A run of records

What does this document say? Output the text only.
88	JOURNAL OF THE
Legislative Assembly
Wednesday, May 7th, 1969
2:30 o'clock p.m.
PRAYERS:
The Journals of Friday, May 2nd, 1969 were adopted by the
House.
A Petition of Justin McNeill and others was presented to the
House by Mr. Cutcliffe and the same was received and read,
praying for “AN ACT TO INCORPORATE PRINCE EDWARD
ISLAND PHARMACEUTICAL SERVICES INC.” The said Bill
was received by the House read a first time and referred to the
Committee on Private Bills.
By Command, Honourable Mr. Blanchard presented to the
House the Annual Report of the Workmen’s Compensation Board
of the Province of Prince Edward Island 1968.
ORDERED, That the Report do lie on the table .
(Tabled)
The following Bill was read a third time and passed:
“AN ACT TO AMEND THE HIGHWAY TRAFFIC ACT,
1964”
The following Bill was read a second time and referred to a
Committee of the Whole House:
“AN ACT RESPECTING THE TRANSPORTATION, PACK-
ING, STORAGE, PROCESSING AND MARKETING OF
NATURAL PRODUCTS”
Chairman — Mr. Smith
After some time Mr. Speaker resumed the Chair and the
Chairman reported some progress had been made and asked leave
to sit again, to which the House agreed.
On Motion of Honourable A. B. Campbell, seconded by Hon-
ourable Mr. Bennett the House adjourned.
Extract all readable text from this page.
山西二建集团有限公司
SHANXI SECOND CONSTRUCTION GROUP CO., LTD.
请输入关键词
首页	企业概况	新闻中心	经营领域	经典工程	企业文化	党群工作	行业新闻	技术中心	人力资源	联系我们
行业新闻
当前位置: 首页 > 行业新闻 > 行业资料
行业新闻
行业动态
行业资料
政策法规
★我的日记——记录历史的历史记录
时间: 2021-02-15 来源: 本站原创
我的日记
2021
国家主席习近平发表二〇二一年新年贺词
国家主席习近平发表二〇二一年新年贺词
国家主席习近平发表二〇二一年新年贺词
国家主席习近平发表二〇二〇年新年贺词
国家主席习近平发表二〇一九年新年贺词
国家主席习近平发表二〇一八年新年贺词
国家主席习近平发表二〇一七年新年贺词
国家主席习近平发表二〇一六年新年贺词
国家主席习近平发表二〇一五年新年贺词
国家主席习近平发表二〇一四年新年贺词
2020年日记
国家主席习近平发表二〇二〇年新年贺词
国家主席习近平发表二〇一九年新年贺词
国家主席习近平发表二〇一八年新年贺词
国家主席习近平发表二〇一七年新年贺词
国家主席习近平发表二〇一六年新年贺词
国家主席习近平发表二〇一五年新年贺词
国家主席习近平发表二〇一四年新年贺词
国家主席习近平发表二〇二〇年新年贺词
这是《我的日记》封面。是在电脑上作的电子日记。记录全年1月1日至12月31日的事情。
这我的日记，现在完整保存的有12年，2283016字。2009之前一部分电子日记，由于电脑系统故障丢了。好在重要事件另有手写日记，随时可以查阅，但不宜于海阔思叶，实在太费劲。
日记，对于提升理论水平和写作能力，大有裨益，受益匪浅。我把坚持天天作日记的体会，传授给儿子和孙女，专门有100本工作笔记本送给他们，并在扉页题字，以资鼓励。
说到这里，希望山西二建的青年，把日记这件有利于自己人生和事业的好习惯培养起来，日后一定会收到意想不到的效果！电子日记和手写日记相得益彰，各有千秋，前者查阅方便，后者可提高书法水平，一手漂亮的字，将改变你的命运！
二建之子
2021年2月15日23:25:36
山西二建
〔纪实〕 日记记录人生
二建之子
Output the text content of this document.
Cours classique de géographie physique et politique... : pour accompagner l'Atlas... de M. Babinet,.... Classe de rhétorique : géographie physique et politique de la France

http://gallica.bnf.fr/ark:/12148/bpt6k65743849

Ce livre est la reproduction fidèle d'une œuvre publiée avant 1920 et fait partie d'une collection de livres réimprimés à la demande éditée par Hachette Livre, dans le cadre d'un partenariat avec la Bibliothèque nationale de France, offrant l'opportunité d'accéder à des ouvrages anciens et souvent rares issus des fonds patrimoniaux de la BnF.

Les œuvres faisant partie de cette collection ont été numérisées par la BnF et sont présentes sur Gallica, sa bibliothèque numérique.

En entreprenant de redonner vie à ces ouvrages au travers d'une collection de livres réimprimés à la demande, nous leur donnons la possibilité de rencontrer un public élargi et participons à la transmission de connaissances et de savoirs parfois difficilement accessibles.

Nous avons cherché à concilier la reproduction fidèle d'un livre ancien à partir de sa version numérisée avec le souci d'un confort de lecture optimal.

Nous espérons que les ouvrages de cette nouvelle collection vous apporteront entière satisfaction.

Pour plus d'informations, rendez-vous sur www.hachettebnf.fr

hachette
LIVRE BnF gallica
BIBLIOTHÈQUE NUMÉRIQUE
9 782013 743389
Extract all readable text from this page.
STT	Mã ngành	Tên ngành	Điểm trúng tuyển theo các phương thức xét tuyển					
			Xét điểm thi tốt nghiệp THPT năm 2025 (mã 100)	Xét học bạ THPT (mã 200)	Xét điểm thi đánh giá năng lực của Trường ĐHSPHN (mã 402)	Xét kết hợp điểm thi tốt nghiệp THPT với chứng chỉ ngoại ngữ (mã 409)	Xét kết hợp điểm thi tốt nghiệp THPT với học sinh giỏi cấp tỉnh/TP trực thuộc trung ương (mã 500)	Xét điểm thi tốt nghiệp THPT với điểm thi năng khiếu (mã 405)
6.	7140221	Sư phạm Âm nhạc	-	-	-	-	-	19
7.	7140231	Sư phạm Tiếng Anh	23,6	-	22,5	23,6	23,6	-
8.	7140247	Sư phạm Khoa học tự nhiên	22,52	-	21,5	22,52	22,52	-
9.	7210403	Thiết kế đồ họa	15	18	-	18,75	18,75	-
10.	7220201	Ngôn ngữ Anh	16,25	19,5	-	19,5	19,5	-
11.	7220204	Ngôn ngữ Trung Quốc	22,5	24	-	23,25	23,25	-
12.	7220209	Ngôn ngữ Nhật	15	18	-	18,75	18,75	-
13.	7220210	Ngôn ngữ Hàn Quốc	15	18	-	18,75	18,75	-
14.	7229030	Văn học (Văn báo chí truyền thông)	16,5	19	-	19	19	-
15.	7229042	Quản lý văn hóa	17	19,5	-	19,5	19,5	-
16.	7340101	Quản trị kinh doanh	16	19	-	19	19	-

GIVEN REQUEST ▸
From the material, report only how many lines include the word "phạm".

TASK RESULT ▸
3